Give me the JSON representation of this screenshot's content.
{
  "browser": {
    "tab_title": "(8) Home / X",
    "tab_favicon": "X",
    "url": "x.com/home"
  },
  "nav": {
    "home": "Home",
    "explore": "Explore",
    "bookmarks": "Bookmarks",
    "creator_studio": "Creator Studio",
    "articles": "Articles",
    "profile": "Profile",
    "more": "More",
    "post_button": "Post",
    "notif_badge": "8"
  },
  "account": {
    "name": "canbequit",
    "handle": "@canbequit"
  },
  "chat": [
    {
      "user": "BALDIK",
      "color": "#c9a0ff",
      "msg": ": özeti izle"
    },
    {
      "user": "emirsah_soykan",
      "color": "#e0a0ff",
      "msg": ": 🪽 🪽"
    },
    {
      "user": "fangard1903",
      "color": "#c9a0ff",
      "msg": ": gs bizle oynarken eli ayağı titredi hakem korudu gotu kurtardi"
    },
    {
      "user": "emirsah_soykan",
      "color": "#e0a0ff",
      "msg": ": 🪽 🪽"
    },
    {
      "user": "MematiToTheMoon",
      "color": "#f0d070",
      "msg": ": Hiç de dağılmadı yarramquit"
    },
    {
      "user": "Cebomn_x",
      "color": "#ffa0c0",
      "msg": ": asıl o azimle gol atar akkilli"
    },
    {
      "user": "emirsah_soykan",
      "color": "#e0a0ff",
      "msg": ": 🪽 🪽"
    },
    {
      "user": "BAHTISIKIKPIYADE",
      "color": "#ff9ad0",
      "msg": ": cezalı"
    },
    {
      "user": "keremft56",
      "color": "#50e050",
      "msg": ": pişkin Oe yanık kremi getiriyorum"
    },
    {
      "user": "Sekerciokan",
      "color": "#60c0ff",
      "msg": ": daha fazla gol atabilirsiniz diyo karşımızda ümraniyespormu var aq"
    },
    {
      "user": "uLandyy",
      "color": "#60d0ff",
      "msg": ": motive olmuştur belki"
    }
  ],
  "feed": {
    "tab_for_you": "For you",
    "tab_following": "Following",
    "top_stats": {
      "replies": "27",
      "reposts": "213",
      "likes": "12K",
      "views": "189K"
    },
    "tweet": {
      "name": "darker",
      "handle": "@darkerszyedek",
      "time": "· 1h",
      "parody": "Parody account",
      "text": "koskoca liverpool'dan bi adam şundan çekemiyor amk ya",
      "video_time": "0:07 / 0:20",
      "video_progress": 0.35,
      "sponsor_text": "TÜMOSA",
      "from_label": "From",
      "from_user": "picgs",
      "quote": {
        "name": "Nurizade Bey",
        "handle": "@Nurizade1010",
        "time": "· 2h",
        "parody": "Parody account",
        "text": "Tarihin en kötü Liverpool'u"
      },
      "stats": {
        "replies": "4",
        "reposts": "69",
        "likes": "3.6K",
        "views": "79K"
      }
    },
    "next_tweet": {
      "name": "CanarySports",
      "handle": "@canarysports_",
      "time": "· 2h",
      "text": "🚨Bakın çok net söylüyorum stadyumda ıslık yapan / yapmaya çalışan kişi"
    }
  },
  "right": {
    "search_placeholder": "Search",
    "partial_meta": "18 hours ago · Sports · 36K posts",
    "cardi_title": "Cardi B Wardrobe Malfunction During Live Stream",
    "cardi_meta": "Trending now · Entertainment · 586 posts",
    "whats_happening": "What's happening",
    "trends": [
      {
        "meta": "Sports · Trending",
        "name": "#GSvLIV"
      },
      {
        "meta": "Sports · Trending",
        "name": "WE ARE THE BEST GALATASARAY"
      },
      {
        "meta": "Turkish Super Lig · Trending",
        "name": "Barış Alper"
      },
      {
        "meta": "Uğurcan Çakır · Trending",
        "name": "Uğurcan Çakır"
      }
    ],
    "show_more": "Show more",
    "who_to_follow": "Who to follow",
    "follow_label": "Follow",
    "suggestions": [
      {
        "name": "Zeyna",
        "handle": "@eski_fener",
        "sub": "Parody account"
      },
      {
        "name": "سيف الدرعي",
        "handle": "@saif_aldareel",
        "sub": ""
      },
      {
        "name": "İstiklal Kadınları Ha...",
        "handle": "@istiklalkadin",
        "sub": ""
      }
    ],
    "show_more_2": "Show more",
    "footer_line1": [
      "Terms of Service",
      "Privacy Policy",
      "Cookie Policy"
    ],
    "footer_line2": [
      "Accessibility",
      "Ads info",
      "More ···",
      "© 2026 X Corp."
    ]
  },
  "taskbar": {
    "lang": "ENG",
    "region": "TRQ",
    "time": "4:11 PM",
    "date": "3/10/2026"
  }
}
***
**Given request**
Print every record exactly as it was given.

**Exercise response**
Give me the JSON representation of this screenshot's content.
{
  "browser": {
    "tab_title": "(8) Home / X",
    "tab_favicon": "X",
    "url": "x.com/home"
  },
  "nav": {
    "home": "Home",
    "explore": "Explore",
    "bookmarks": "Bookmarks",
    "creator_studio": "Creator Studio",
    "articles": "Articles",
    "profile": "Profile",
    "more": "More",
    "post_button": "Post",
    "notif_badge": "8"
  },
  "account": {
    "name": "canbequit",
    "handle": "@canbequit"
  },
  "chat": [
    {
      "user": "BALDIK",
      "color": "#c9a0ff",
      "msg": ": özeti izle"
    },
    {
      "user": "emirsah_soykan",
      "color": "#e0a0ff",
      "msg": ": 🪽 🪽"
    },
    {
      "user": "fangard1903",
      "color": "#c9a0ff",
      "msg": ": gs bizle oynarken eli ayağı titredi hakem korudu gotu kurtardi"
    },
    {
      "user": "emirsah_soykan",
      "color": "#e0a0ff",
      "msg": ": 🪽 🪽"
    },
    {
      "user": "MematiToTheMoon",
      "color": "#f0d070",
      "msg": ": Hiç de dağılmadı yarramquit"
    },
    {
      "user": "Cebomn_x",
      "color": "#ffa0c0",
      "msg": ": asıl o azimle gol atar akkilli"
    },
    {
      "user": "emirsah_soykan",
      "color": "#e0a0ff",
      "msg": ": 🪽 🪽"
    },
    {
      "user": "BAHTISIKIKPIYADE",
      "color": "#ff9ad0",
      "msg": ": cezalı"
    },
    {
      "user": "keremft56",
      "color": "#50e050",
      "msg": ": pişkin Oe yanık kremi getiriyorum"
    },
    {
      "user": "Sekerciokan",
      "color": "#60c0ff",
      "msg": ": daha fazla gol atabilirsiniz diyo karşımızda ümraniyespormu var aq"
    },
    {
      "user": "uLandyy",
      "color": "#60d0ff",
      "msg": ": motive olmuştur belki"
    }
  ],
  "feed": {
    "tab_for_you": "For you",
    "tab_following": "Following",
    "top_stats": {
      "replies": "27",
      "reposts": "213",
      "likes": "12K",
      "views": "189K"
    },
    "tweet": {
      "name": "darker",
      "handle": "@darkerszyedek",
      "time": "· 1h",
      "parody": "Parody account",
      "text": "koskoca liverpool'dan bi adam şundan çekemiyor amk ya",
      "video_time": "0:07 / 0:20",
      "video_progress": 0.35,
      "sponsor_text": "TÜMOSA",
      "from_label": "From",
      "from_user": "picgs",
      "quote": {
        "name": "Nurizade Bey",
        "handle": "@Nurizade1010",
        "time": "· 2h",
        "parody": "Parody account",
        "text": "Tarihin en kötü Liverpool'u"
      },
      "stats": {
        "replies": "4",
        "reposts": "69",
        "likes": "3.6K",
        "views": "79K"
      }
    },
    "next_tweet": {
      "name": "CanarySports",
      "handle": "@canarysports_",
      "time": "· 2h",
      "text": "🚨Bakın çok net söylüyorum stadyumda ıslık yapan / yapmaya çalışan kişi"
    }
  },
  "right": {
    "search_placeholder": "Search",
    "partial_meta": "18 hours ago · Sports · 36K posts",
    "cardi_title": "Cardi B Wardrobe Malfunction During Live Stream",
    "cardi_meta": "Trending now · Entertainment · 586 posts",
    "whats_happening": "What's happening",
    "trends": [
      {
        "meta": "Sports · Trending",
        "name": "#GSvLIV"
      },
      {
        "meta": "Sports · Trending",
        "name": "WE ARE THE BEST GALATASARAY"
      },
      {
        "meta": "Turkish Super Lig · Trending",
        "name": "Barış Alper"
      },
      {
        "meta": "Uğurcan Çakır · Trending",
        "name": "Uğurcan Çakır"
      }
    ],
    "show_more": "Show more",
    "who_to_follow": "Who to follow",
    "follow_label": "Follow",
    "suggestions": [
      {
        "name": "Zeyna",
        "handle": "@eski_fener",
        "sub": "Parody account"
      },
      {
        "name": "سيف الدرعي",
        "handle": "@saif_aldareel",
        "sub": ""
      },
      {
        "name": "İstiklal Kadınları Ha...",
        "handle": "@istiklalkadin",
        "sub": ""
      }
    ],
    "show_more_2": "Show more",
    "footer_line1": [
      "Terms of Service",
      "Privacy Policy",
      "Cookie Policy"
    ],
    "footer_line2": [
      "Accessibility",
      "Ads info",
      "More ···",
      "© 2026 X Corp."
    ]
  },
  "taskbar": {
    "lang": "ENG",
    "region": "TRQ",
    "time": "4:11 PM",
    "date": "3/10/2026"
  }
}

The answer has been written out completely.